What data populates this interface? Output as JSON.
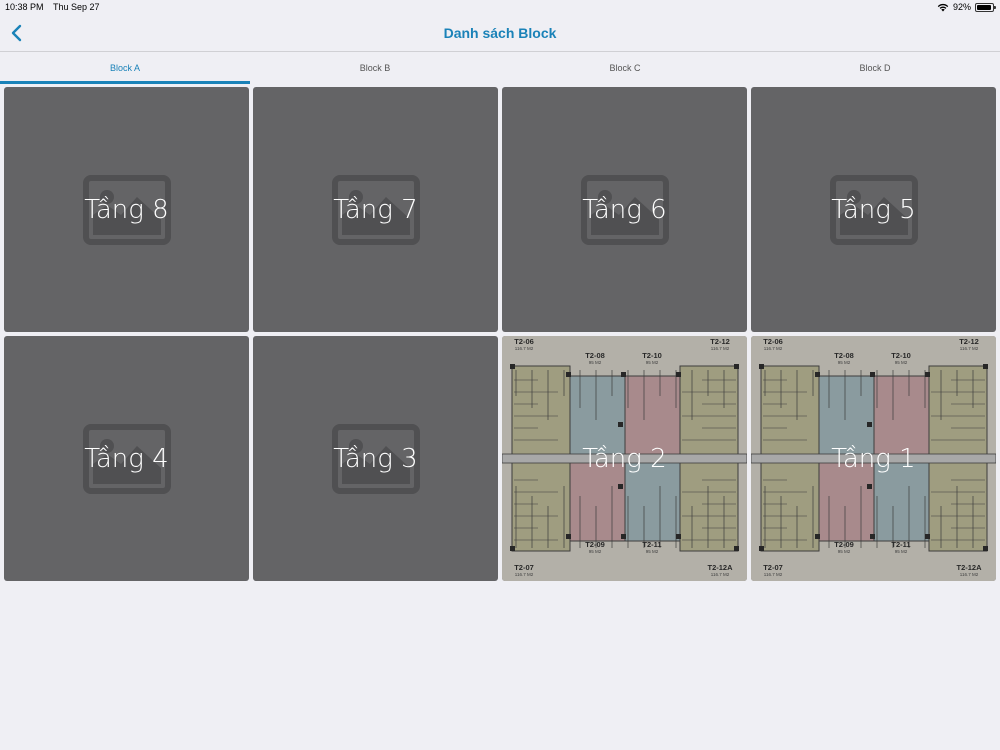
{
  "status_bar": {
    "time": "10:38 PM",
    "date": "Thu Sep 27",
    "battery": "92%"
  },
  "nav": {
    "title": "Danh sách Block"
  },
  "tabs": [
    {
      "label": "Block A",
      "active": true
    },
    {
      "label": "Block B",
      "active": false
    },
    {
      "label": "Block C",
      "active": false
    },
    {
      "label": "Block D",
      "active": false
    }
  ],
  "floors": [
    {
      "label": "Tầng 8",
      "image": "placeholder"
    },
    {
      "label": "Tầng 7",
      "image": "placeholder"
    },
    {
      "label": "Tầng 6",
      "image": "placeholder"
    },
    {
      "label": "Tầng 5",
      "image": "placeholder"
    },
    {
      "label": "Tầng 4",
      "image": "placeholder"
    },
    {
      "label": "Tầng 3",
      "image": "placeholder"
    },
    {
      "label": "Tầng 2",
      "image": "floorplan"
    },
    {
      "label": "Tầng 1",
      "image": "floorplan"
    }
  ],
  "floorplan_labels": {
    "top": [
      {
        "unit": "T2-06",
        "area": "116.7 M2"
      },
      {
        "unit": "T2-08",
        "area": "95 M2"
      },
      {
        "unit": "T2-10",
        "area": "95 M2"
      },
      {
        "unit": "T2-12",
        "area": "116.7 M2"
      }
    ],
    "bottom": [
      {
        "unit": "T2-07",
        "area": "116.7 M2"
      },
      {
        "unit": "T2-09",
        "area": "95 M2"
      },
      {
        "unit": "T2-11",
        "area": "95 M2"
      },
      {
        "unit": "T2-12A",
        "area": "116.7 M2"
      }
    ]
  },
  "colors": {
    "accent": "#1a82b8",
    "tile": "#646466",
    "background": "#efeff4"
  },
  "icons": {
    "back": "chevron-left-icon",
    "placeholder": "image-placeholder-icon",
    "wifi": "wifi-icon",
    "battery": "battery-icon"
  }
}
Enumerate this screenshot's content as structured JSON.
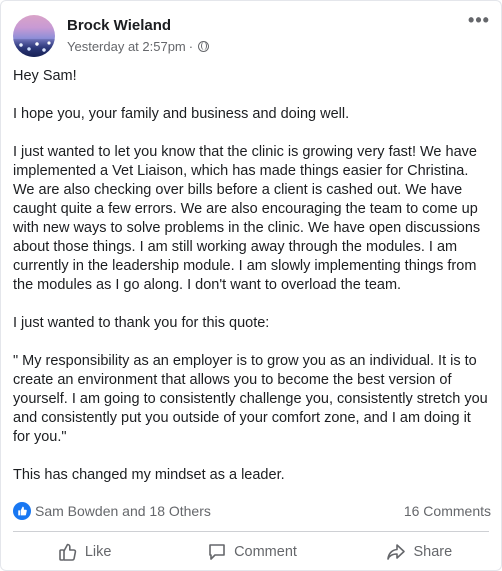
{
  "post": {
    "author": "Brock Wieland",
    "timestamp": "Yesterday at 2:57pm",
    "separator": "·",
    "more_icon": "ellipsis-icon",
    "paragraphs": [
      "Hey Sam!",
      "I hope you, your family and business and doing well.",
      "I just wanted to let you know that the clinic is growing very fast! We have implemented a Vet Liaison, which has made things easier for Christina. We are also checking over bills before a client is cashed out. We have caught quite a few errors. We are also encouraging the team to come up with new ways to solve problems in the clinic. We have open discussions about those things. I am still working away through the modules. I am currently in the leadership module. I am slowly implementing things from the modules as I go along. I don't want to overload the team.",
      "I just wanted to thank you for this quote:",
      "\" My responsibility as an employer is to grow you as an individual. It is to create an environment that allows you to become the best version of yourself. I am going to consistently challenge you, consistently stretch you and consistently put you outside of your comfort zone, and I am doing it for you.\"",
      "This has changed my mindset as a leader."
    ]
  },
  "stats": {
    "reactions_text": "Sam Bowden and 18 Others",
    "comments_text": "16 Comments"
  },
  "actions": {
    "like": "Like",
    "comment": "Comment",
    "share": "Share"
  },
  "colors": {
    "accent": "#1877f2",
    "secondary_text": "#65676b"
  }
}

------------------------------------------------------------

- _Written problem_:
All lines in the data that contain the word "doing" should be copied.

- _Finished task_:
      "I hope you, your family and business and doing well.",
      "\" My responsibility as an employer is to grow you as an individual. It is to create an environment that allows you to become the best version of yourself. I am going to consistently challenge you, consistently stretch you and consistently put you outside of your comfort zone, and I am doing it for you.\"",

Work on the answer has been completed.